Begin Extracted entries
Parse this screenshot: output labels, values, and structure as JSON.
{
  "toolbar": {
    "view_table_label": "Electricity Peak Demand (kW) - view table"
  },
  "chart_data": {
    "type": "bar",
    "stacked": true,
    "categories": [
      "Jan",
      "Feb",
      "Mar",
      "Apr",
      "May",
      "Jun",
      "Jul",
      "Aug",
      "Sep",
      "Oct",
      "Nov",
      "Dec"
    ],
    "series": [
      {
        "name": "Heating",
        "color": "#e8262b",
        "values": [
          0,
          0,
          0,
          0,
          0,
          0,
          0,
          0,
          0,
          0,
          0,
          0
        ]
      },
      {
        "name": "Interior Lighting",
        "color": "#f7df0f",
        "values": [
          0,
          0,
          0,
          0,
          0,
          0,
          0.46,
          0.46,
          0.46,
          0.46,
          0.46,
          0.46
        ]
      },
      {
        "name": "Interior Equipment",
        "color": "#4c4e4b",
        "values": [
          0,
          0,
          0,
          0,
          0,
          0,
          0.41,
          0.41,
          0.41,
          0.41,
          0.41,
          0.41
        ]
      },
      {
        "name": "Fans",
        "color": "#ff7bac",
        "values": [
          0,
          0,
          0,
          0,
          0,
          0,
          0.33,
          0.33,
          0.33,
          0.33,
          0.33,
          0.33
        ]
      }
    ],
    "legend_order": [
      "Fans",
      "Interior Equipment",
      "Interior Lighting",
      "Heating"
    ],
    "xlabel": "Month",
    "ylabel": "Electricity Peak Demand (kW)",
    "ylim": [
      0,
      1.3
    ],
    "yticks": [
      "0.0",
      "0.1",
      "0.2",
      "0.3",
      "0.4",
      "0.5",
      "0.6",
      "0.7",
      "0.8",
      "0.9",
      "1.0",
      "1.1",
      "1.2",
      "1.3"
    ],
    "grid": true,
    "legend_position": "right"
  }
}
End Extracted entries
Begin Extracted entries
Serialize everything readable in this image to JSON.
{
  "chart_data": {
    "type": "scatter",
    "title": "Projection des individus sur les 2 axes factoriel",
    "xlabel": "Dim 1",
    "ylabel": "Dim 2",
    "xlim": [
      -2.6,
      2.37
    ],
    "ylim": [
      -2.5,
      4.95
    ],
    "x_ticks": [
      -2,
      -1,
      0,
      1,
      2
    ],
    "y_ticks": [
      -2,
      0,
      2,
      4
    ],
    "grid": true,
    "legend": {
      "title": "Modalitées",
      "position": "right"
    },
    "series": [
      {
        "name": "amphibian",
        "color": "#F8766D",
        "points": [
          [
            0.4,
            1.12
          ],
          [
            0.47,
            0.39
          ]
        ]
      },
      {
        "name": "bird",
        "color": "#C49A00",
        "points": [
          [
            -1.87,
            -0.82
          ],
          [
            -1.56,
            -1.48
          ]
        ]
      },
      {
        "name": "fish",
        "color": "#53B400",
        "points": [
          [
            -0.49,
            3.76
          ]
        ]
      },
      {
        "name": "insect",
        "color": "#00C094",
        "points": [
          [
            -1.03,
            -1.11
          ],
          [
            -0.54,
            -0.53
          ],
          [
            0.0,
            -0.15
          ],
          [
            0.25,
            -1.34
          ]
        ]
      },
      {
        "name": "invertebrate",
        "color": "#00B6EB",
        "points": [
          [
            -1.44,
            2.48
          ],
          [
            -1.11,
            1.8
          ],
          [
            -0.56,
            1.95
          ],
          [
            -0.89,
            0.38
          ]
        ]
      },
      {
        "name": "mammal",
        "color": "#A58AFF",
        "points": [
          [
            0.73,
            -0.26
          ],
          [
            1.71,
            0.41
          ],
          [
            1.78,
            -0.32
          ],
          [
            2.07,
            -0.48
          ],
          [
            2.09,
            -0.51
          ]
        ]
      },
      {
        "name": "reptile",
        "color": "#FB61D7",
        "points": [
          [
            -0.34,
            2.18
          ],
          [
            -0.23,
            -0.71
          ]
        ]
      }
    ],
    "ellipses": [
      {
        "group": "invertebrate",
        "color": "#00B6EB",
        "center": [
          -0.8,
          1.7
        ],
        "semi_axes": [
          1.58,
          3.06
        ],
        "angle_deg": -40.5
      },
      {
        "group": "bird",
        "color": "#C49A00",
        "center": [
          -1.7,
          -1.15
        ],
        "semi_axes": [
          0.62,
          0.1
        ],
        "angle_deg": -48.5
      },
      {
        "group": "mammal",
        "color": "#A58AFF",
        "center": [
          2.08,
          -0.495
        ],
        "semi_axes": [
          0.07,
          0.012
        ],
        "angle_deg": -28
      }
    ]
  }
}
End Extracted entries
Copy every line in the listing above where the string "group" turns up.

* **Full response**:
        "group": "invertebrate",
        "group": "bird",
        "group": "mammal",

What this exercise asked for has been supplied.